═════ Data for this exercise

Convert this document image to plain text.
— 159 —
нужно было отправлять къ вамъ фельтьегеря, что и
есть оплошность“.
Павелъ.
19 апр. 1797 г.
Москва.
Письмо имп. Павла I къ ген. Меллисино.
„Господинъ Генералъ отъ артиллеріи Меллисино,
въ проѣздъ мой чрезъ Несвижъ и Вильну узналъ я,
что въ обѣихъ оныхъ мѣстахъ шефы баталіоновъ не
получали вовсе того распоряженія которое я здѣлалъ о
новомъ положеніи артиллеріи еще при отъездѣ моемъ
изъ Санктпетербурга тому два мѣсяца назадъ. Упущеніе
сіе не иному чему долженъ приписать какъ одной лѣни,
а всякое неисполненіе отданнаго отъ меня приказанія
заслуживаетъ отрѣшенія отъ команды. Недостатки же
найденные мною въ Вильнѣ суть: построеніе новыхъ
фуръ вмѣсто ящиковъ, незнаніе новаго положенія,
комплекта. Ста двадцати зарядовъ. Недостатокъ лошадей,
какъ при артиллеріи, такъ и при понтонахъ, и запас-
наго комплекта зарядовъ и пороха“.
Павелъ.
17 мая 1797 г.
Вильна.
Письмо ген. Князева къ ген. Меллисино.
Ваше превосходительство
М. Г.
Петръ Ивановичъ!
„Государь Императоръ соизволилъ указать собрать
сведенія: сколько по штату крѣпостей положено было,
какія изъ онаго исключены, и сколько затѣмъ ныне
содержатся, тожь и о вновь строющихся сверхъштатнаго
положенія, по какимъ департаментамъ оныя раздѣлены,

══════════

→ Task instructions
Read the entries above, then pull out the lines that include "зарядовъ".

→ Full solution
комплекта. Ста двадцати зарядовъ. Недостатокъ лошадей,
наго комплекта зарядовъ и пороха“.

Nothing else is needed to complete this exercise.